(Chart and figure data)
-.-.-

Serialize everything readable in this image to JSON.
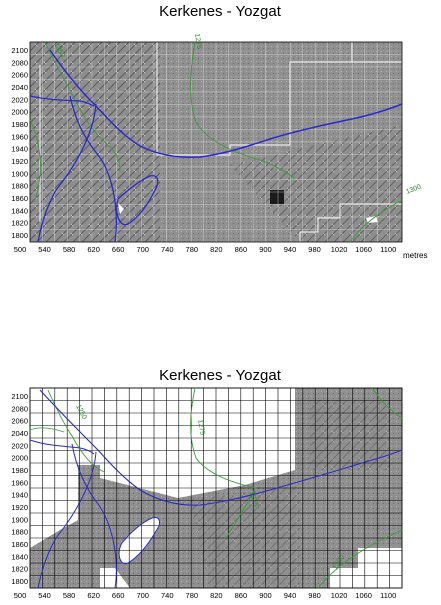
{
  "maps": [
    {
      "title": "Kerkenes - Yozgat",
      "x_ticks": [
        "500",
        "540",
        "580",
        "620",
        "660",
        "700",
        "740",
        "780",
        "820",
        "860",
        "900",
        "940",
        "980",
        "1020",
        "1060",
        "1100"
      ],
      "x_unit": "metres",
      "y_ticks": [
        "2100",
        "2080",
        "2060",
        "2040",
        "2020",
        "2000",
        "1980",
        "1960",
        "1940",
        "1920",
        "1900",
        "1880",
        "1860",
        "1840",
        "1820",
        "1800"
      ],
      "contour_labels": [
        "1250",
        "1275",
        "1300"
      ]
    },
    {
      "title": "Kerkenes - Yozgat",
      "x_ticks": [
        "500",
        "540",
        "580",
        "620",
        "660",
        "700",
        "740",
        "780",
        "820",
        "860",
        "900",
        "940",
        "980",
        "1020",
        "1060",
        "1100"
      ],
      "x_unit": "metres",
      "y_ticks": [
        "2100",
        "2080",
        "2060",
        "2040",
        "2020",
        "2000",
        "1980",
        "1960",
        "1940",
        "1920",
        "1900",
        "1880",
        "1860",
        "1840",
        "1820",
        "1800"
      ],
      "contour_labels": [
        "1250",
        "1275",
        "1275",
        "1300"
      ]
    }
  ],
  "colors": {
    "road": "#2a2ad0",
    "contour": "#3c9a3c",
    "survey_grey": "#8c8c8c",
    "grid_light": "#dadada",
    "grid_dark": "#000000"
  }
}
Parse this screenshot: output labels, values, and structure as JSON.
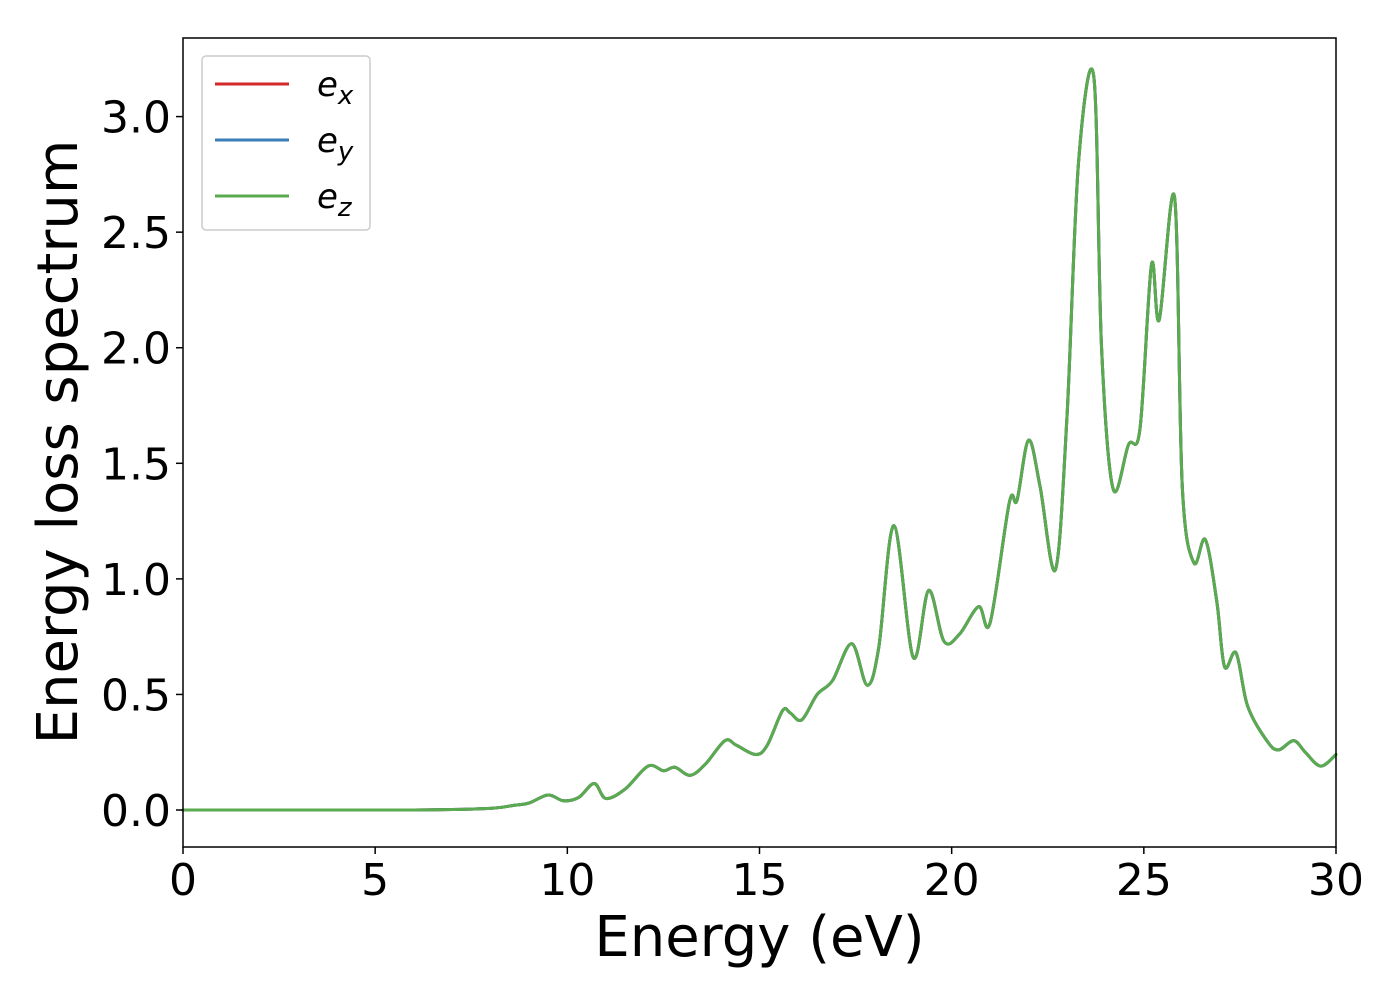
{
  "chart_data": {
    "type": "line",
    "title": "",
    "xlabel": "Energy (eV)",
    "ylabel": "Energy loss spectrum",
    "xlim": [
      0,
      30
    ],
    "ylim": [
      -0.16,
      3.34
    ],
    "xticks": [
      "0",
      "5",
      "10",
      "15",
      "20",
      "25",
      "30"
    ],
    "yticks": [
      "0.0",
      "0.5",
      "1.0",
      "1.5",
      "2.0",
      "2.5",
      "3.0"
    ],
    "grid": false,
    "legend_position": "top-left",
    "x": [
      0,
      1,
      2,
      3,
      4,
      5,
      6,
      7,
      7.5,
      8,
      8.3,
      8.6,
      9.0,
      9.5,
      9.9,
      10.3,
      10.7,
      11.0,
      11.5,
      12.1,
      12.5,
      12.8,
      13.2,
      13.6,
      14.1,
      14.4,
      14.9,
      15.2,
      15.6,
      15.8,
      16.1,
      16.5,
      16.9,
      17.4,
      17.8,
      18.1,
      18.5,
      19.0,
      19.4,
      19.8,
      20.2,
      20.7,
      21.0,
      21.5,
      21.7,
      22.0,
      22.3,
      22.7,
      23.0,
      23.3,
      23.7,
      23.9,
      24.2,
      24.6,
      24.9,
      25.2,
      25.4,
      25.8,
      26.0,
      26.3,
      26.6,
      26.9,
      27.1,
      27.4,
      27.7,
      28.2,
      28.5,
      28.9,
      29.2,
      29.6,
      30.0
    ],
    "series": [
      {
        "name": "e_x",
        "color": "#d62728",
        "values": [
          0,
          0,
          0,
          0,
          0,
          0,
          0,
          0.002,
          0.004,
          0.007,
          0.012,
          0.02,
          0.03,
          0.065,
          0.04,
          0.055,
          0.115,
          0.05,
          0.09,
          0.19,
          0.17,
          0.185,
          0.15,
          0.2,
          0.3,
          0.28,
          0.24,
          0.28,
          0.43,
          0.42,
          0.39,
          0.5,
          0.56,
          0.72,
          0.54,
          0.7,
          1.23,
          0.66,
          0.95,
          0.73,
          0.76,
          0.88,
          0.81,
          1.33,
          1.34,
          1.6,
          1.4,
          1.04,
          1.7,
          2.8,
          3.17,
          2.0,
          1.39,
          1.58,
          1.65,
          2.36,
          2.12,
          2.65,
          1.4,
          1.07,
          1.17,
          0.9,
          0.62,
          0.68,
          0.45,
          0.3,
          0.26,
          0.3,
          0.25,
          0.19,
          0.24
        ]
      },
      {
        "name": "e_y",
        "color": "#1f77b4",
        "values": [
          0,
          0,
          0,
          0,
          0,
          0,
          0,
          0.002,
          0.004,
          0.007,
          0.012,
          0.02,
          0.03,
          0.065,
          0.04,
          0.055,
          0.115,
          0.05,
          0.09,
          0.19,
          0.17,
          0.185,
          0.15,
          0.2,
          0.3,
          0.28,
          0.24,
          0.28,
          0.43,
          0.42,
          0.39,
          0.5,
          0.56,
          0.72,
          0.54,
          0.7,
          1.23,
          0.66,
          0.95,
          0.73,
          0.76,
          0.88,
          0.81,
          1.33,
          1.34,
          1.6,
          1.4,
          1.04,
          1.7,
          2.8,
          3.17,
          2.0,
          1.39,
          1.58,
          1.65,
          2.36,
          2.12,
          2.65,
          1.4,
          1.07,
          1.17,
          0.9,
          0.62,
          0.68,
          0.45,
          0.3,
          0.26,
          0.3,
          0.25,
          0.19,
          0.24
        ]
      },
      {
        "name": "e_z",
        "color": "#5aaa4f",
        "values": [
          0,
          0,
          0,
          0,
          0,
          0,
          0,
          0.002,
          0.004,
          0.007,
          0.012,
          0.02,
          0.03,
          0.065,
          0.04,
          0.055,
          0.115,
          0.05,
          0.09,
          0.19,
          0.17,
          0.185,
          0.15,
          0.2,
          0.3,
          0.28,
          0.24,
          0.28,
          0.43,
          0.42,
          0.39,
          0.5,
          0.56,
          0.72,
          0.54,
          0.7,
          1.23,
          0.66,
          0.95,
          0.73,
          0.76,
          0.88,
          0.81,
          1.33,
          1.34,
          1.6,
          1.4,
          1.04,
          1.7,
          2.8,
          3.17,
          2.0,
          1.39,
          1.58,
          1.65,
          2.36,
          2.12,
          2.65,
          1.4,
          1.07,
          1.17,
          0.9,
          0.62,
          0.68,
          0.45,
          0.3,
          0.26,
          0.3,
          0.25,
          0.19,
          0.24
        ]
      }
    ],
    "legend": [
      {
        "base": "e",
        "sub": "x",
        "color": "#d62728"
      },
      {
        "base": "e",
        "sub": "y",
        "color": "#3a7fb8"
      },
      {
        "base": "e",
        "sub": "z",
        "color": "#5aaa4f"
      }
    ]
  }
}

-.-.-

What this task involves
Restate every record exactly, please; do not copy the pictures.

Answer below
Serialize everything readable in this image to JSON.
{
  "maps": [
    {
      "title": "Kerkenes - Yozgat",
      "x_ticks": [
        "500",
        "540",
        "580",
        "620",
        "660",
        "700",
        "740",
        "780",
        "820",
        "860",
        "900",
        "940",
        "980",
        "1020",
        "1060",
        "1100"
      ],
      "x_unit": "metres",
      "y_ticks": [
        "2100",
        "2080",
        "2060",
        "2040",
        "2020",
        "2000",
        "1980",
        "1960",
        "1940",
        "1920",
        "1900",
        "1880",
        "1860",
        "1840",
        "1820",
        "1800"
      ],
      "contour_labels": [
        "1250",
        "1275",
        "1300"
      ]
    },
    {
      "title": "Kerkenes - Yozgat",
      "x_ticks": [
        "500",
        "540",
        "580",
        "620",
        "660",
        "700",
        "740",
        "780",
        "820",
        "860",
        "900",
        "940",
        "980",
        "1020",
        "1060",
        "1100"
      ],
      "x_unit": "metres",
      "y_ticks": [
        "2100",
        "2080",
        "2060",
        "2040",
        "2020",
        "2000",
        "1980",
        "1960",
        "1940",
        "1920",
        "1900",
        "1880",
        "1860",
        "1840",
        "1820",
        "1800"
      ],
      "contour_labels": [
        "1250",
        "1275",
        "1275",
        "1300"
      ]
    }
  ],
  "colors": {
    "road": "#2a2ad0",
    "contour": "#3c9a3c",
    "survey_grey": "#8c8c8c",
    "grid_light": "#dadada",
    "grid_dark": "#000000"
  }
}
Parse this screenshot: output labels, values, and structure as JSON.
{
  "chart_data": {
    "type": "line",
    "title": "",
    "xlabel": "Energy (eV)",
    "ylabel": "Energy loss spectrum",
    "xlim": [
      0,
      30
    ],
    "ylim": [
      -0.16,
      3.34
    ],
    "xticks": [
      "0",
      "5",
      "10",
      "15",
      "20",
      "25",
      "30"
    ],
    "yticks": [
      "0.0",
      "0.5",
      "1.0",
      "1.5",
      "2.0",
      "2.5",
      "3.0"
    ],
    "grid": false,
    "legend_position": "top-left",
    "x": [
      0,
      1,
      2,
      3,
      4,
      5,
      6,
      7,
      7.5,
      8,
      8.3,
      8.6,
      9.0,
      9.5,
      9.9,
      10.3,
      10.7,
      11.0,
      11.5,
      12.1,
      12.5,
      12.8,
      13.2,
      13.6,
      14.1,
      14.4,
      14.9,
      15.2,
      15.6,
      15.8,
      16.1,
      16.5,
      16.9,
      17.4,
      17.8,
      18.1,
      18.5,
      19.0,
      19.4,
      19.8,
      20.2,
      20.7,
      21.0,
      21.5,
      21.7,
      22.0,
      22.3,
      22.7,
      23.0,
      23.3,
      23.7,
      23.9,
      24.2,
      24.6,
      24.9,
      25.2,
      25.4,
      25.8,
      26.0,
      26.3,
      26.6,
      26.9,
      27.1,
      27.4,
      27.7,
      28.2,
      28.5,
      28.9,
      29.2,
      29.6,
      30.0
    ],
    "series": [
      {
        "name": "e_x",
        "color": "#d62728",
        "values": [
          0,
          0,
          0,
          0,
          0,
          0,
          0,
          0.002,
          0.004,
          0.007,
          0.012,
          0.02,
          0.03,
          0.065,
          0.04,
          0.055,
          0.115,
          0.05,
          0.09,
          0.19,
          0.17,
          0.185,
          0.15,
          0.2,
          0.3,
          0.28,
          0.24,
          0.28,
          0.43,
          0.42,
          0.39,
          0.5,
          0.56,
          0.72,
          0.54,
          0.7,
          1.23,
          0.66,
          0.95,
          0.73,
          0.76,
          0.88,
          0.81,
          1.33,
          1.34,
          1.6,
          1.4,
          1.04,
          1.7,
          2.8,
          3.17,
          2.0,
          1.39,
          1.58,
          1.65,
          2.36,
          2.12,
          2.65,
          1.4,
          1.07,
          1.17,
          0.9,
          0.62,
          0.68,
          0.45,
          0.3,
          0.26,
          0.3,
          0.25,
          0.19,
          0.24
        ]
      },
      {
        "name": "e_y",
        "color": "#1f77b4",
        "values": [
          0,
          0,
          0,
          0,
          0,
          0,
          0,
          0.002,
          0.004,
          0.007,
          0.012,
          0.02,
          0.03,
          0.065,
          0.04,
          0.055,
          0.115,
          0.05,
          0.09,
          0.19,
          0.17,
          0.185,
          0.15,
          0.2,
          0.3,
          0.28,
          0.24,
          0.28,
          0.43,
          0.42,
          0.39,
          0.5,
          0.56,
          0.72,
          0.54,
          0.7,
          1.23,
          0.66,
          0.95,
          0.73,
          0.76,
          0.88,
          0.81,
          1.33,
          1.34,
          1.6,
          1.4,
          1.04,
          1.7,
          2.8,
          3.17,
          2.0,
          1.39,
          1.58,
          1.65,
          2.36,
          2.12,
          2.65,
          1.4,
          1.07,
          1.17,
          0.9,
          0.62,
          0.68,
          0.45,
          0.3,
          0.26,
          0.3,
          0.25,
          0.19,
          0.24
        ]
      },
      {
        "name": "e_z",
        "color": "#5aaa4f",
        "values": [
          0,
          0,
          0,
          0,
          0,
          0,
          0,
          0.002,
          0.004,
          0.007,
          0.012,
          0.02,
          0.03,
          0.065,
          0.04,
          0.055,
          0.115,
          0.05,
          0.09,
          0.19,
          0.17,
          0.185,
          0.15,
          0.2,
          0.3,
          0.28,
          0.24,
          0.28,
          0.43,
          0.42,
          0.39,
          0.5,
          0.56,
          0.72,
          0.54,
          0.7,
          1.23,
          0.66,
          0.95,
          0.73,
          0.76,
          0.88,
          0.81,
          1.33,
          1.34,
          1.6,
          1.4,
          1.04,
          1.7,
          2.8,
          3.17,
          2.0,
          1.39,
          1.58,
          1.65,
          2.36,
          2.12,
          2.65,
          1.4,
          1.07,
          1.17,
          0.9,
          0.62,
          0.68,
          0.45,
          0.3,
          0.26,
          0.3,
          0.25,
          0.19,
          0.24
        ]
      }
    ],
    "legend": [
      {
        "base": "e",
        "sub": "x",
        "color": "#d62728"
      },
      {
        "base": "e",
        "sub": "y",
        "color": "#3a7fb8"
      },
      {
        "base": "e",
        "sub": "z",
        "color": "#5aaa4f"
      }
    ]
  }
}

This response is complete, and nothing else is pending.